━━ DATA LISTING ━━

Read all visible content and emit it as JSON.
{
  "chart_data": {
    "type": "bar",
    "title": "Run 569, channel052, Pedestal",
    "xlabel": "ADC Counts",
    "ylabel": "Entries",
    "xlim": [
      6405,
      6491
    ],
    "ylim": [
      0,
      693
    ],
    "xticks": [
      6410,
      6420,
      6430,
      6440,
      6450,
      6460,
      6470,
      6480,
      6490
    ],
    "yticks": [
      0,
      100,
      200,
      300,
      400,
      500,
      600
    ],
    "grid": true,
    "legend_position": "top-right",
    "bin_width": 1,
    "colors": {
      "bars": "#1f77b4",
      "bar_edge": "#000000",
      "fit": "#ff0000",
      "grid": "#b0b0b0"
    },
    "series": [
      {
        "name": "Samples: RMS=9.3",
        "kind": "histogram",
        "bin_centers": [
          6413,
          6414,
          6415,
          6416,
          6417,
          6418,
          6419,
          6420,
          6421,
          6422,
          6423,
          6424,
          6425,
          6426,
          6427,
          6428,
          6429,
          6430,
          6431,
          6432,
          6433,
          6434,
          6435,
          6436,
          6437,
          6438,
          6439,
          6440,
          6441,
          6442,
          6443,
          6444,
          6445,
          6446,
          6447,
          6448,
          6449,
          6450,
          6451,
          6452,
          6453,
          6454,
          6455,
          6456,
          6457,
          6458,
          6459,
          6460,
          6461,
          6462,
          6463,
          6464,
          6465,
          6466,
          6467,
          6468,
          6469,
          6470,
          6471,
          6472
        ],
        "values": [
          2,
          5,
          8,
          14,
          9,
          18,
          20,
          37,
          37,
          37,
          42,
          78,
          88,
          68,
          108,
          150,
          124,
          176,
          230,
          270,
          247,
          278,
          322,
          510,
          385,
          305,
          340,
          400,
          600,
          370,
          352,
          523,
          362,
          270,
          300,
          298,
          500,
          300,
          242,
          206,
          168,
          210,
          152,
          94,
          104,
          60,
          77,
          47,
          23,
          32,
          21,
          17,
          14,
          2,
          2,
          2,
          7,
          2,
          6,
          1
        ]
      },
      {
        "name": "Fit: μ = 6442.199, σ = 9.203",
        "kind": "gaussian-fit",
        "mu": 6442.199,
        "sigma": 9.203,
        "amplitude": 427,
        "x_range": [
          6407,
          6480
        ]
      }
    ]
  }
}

━━━

• _EXERCISE BRIEF_:
Above are some records; repeat all of them exactly.

• _EXERCISE ANSWER_:
Read all visible content and emit it as JSON.
{
  "chart_data": {
    "type": "bar",
    "title": "Run 569, channel052, Pedestal",
    "xlabel": "ADC Counts",
    "ylabel": "Entries",
    "xlim": [
      6405,
      6491
    ],
    "ylim": [
      0,
      693
    ],
    "xticks": [
      6410,
      6420,
      6430,
      6440,
      6450,
      6460,
      6470,
      6480,
      6490
    ],
    "yticks": [
      0,
      100,
      200,
      300,
      400,
      500,
      600
    ],
    "grid": true,
    "legend_position": "top-right",
    "bin_width": 1,
    "colors": {
      "bars": "#1f77b4",
      "bar_edge": "#000000",
      "fit": "#ff0000",
      "grid": "#b0b0b0"
    },
    "series": [
      {
        "name": "Samples: RMS=9.3",
        "kind": "histogram",
        "bin_centers": [
          6413,
          6414,
          6415,
          6416,
          6417,
          6418,
          6419,
          6420,
          6421,
          6422,
          6423,
          6424,
          6425,
          6426,
          6427,
          6428,
          6429,
          6430,
          6431,
          6432,
          6433,
          6434,
          6435,
          6436,
          6437,
          6438,
          6439,
          6440,
          6441,
          6442,
          6443,
          6444,
          6445,
          6446,
          6447,
          6448,
          6449,
          6450,
          6451,
          6452,
          6453,
          6454,
          6455,
          6456,
          6457,
          6458,
          6459,
          6460,
          6461,
          6462,
          6463,
          6464,
          6465,
          6466,
          6467,
          6468,
          6469,
          6470,
          6471,
          6472
        ],
        "values": [
          2,
          5,
          8,
          14,
          9,
          18,
          20,
          37,
          37,
          37,
          42,
          78,
          88,
          68,
          108,
          150,
          124,
          176,
          230,
          270,
          247,
          278,
          322,
          510,
          385,
          305,
          340,
          400,
          600,
          370,
          352,
          523,
          362,
          270,
          300,
          298,
          500,
          300,
          242,
          206,
          168,
          210,
          152,
          94,
          104,
          60,
          77,
          47,
          23,
          32,
          21,
          17,
          14,
          2,
          2,
          2,
          7,
          2,
          6,
          1
        ]
      },
      {
        "name": "Fit: μ = 6442.199, σ = 9.203",
        "kind": "gaussian-fit",
        "mu": 6442.199,
        "sigma": 9.203,
        "amplitude": 427,
        "x_range": [
          6407,
          6480
        ]
      }
    ]
  }
}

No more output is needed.